GOAL OF THE EXERCISE: Filter the entries and keep only the lines where the string "textes" appears.

STORED DATA:
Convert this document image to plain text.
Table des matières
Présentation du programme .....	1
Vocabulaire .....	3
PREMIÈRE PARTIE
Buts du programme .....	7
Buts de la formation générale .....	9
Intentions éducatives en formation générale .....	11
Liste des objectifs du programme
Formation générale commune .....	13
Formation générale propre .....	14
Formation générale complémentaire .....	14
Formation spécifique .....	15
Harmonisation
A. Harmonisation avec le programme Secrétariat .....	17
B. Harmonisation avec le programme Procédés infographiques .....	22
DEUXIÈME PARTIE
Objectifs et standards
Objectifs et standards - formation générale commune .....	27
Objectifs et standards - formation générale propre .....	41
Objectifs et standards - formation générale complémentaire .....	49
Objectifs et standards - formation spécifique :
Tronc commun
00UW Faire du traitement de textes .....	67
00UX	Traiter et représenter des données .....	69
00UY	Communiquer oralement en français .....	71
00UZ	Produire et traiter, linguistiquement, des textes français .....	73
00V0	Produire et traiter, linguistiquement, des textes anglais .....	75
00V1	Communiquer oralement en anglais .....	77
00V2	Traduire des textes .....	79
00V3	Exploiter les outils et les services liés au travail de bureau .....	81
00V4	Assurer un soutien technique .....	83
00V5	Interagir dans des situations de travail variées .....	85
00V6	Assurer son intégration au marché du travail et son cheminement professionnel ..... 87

EXERCISE ANSWER:
00UW Faire du traitement de textes .....	67
00UZ	Produire et traiter, linguistiquement, des textes français .....	73
00V0	Produire et traiter, linguistiquement, des textes anglais .....	75
00V2	Traduire des textes .....	79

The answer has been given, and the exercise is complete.